_Problem details_: List each line holding the string "orqali".

** start of Data supplied **

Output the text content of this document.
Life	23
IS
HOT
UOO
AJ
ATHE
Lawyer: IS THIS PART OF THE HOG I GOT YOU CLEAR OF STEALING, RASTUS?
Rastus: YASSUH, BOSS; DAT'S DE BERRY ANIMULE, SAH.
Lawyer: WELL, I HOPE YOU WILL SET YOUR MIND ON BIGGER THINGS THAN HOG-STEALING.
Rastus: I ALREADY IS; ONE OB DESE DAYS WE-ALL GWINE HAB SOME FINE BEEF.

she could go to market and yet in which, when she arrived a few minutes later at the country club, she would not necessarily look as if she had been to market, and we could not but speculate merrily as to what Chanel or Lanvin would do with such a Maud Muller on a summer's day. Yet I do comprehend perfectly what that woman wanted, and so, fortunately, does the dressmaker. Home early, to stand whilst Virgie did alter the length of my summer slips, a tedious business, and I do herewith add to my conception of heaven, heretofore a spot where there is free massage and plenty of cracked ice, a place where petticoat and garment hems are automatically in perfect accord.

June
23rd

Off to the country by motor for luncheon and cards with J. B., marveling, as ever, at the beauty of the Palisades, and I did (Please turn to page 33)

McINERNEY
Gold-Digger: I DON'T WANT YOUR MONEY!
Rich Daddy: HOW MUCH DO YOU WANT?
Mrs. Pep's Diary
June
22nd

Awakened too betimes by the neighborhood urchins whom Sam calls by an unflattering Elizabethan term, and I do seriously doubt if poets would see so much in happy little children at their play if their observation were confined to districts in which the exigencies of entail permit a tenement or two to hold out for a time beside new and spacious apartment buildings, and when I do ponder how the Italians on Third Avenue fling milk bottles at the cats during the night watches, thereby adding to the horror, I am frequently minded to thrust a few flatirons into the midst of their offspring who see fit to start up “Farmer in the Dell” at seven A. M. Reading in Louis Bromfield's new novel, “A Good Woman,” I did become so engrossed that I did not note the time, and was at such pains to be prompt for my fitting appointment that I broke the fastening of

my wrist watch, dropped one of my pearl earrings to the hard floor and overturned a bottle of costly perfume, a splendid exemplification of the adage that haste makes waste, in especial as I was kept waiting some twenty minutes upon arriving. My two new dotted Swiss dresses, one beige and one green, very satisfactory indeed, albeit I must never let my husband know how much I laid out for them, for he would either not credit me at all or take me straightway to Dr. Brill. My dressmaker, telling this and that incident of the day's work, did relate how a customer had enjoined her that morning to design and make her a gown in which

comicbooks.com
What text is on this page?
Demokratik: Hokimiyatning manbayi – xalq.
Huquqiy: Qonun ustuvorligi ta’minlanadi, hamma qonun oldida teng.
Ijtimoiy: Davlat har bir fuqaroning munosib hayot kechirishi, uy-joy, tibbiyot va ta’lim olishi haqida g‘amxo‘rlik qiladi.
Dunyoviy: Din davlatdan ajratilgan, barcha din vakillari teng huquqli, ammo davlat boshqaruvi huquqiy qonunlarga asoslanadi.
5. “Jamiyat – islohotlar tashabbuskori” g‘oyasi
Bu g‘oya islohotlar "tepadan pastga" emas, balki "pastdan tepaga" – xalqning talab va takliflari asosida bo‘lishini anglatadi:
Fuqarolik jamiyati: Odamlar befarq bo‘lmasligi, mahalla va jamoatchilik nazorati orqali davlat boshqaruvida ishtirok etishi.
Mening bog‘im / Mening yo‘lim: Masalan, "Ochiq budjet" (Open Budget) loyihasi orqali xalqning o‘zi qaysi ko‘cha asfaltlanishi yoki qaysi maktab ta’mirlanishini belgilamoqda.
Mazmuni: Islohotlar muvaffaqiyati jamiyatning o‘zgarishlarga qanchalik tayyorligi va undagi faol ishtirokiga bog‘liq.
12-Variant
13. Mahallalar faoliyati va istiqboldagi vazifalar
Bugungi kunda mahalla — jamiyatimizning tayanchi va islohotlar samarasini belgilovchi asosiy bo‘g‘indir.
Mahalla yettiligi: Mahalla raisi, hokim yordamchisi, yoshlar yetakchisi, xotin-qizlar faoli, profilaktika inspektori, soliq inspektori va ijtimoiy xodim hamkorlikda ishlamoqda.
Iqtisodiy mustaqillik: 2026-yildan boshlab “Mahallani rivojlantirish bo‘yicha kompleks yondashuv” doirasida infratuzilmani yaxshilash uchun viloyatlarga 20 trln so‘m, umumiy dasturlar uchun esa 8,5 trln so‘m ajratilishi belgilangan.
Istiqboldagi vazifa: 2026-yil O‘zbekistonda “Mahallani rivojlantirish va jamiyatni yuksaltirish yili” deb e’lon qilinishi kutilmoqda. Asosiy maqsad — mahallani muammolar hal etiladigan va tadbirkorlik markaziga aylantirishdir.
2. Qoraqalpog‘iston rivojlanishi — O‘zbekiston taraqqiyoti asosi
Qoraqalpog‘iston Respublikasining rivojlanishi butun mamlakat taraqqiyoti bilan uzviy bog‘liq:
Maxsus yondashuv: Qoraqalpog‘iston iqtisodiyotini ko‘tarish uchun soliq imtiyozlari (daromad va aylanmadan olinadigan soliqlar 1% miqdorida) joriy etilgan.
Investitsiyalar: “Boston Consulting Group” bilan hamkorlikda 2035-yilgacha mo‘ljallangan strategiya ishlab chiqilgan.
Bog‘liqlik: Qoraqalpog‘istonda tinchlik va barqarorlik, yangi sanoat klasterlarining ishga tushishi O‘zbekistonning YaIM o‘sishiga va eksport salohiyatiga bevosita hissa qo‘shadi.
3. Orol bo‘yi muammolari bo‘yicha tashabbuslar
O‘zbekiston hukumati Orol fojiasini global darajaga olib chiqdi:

** end of Data supplied **

_Completed exercise_:
Fuqarolik jamiyati: Odamlar befarq bo‘lmasligi, mahalla va jamoatchilik nazorati orqali davlat boshqaruvida ishtirok etishi.
Mening bog‘im / Mening yo‘lim: Masalan, "Ochiq budjet" (Open Budget) loyihasi orqali xalqning o‘zi qaysi ko‘cha asfaltlanishi yoki qaysi maktab ta’mirlanishini belgilamoqda.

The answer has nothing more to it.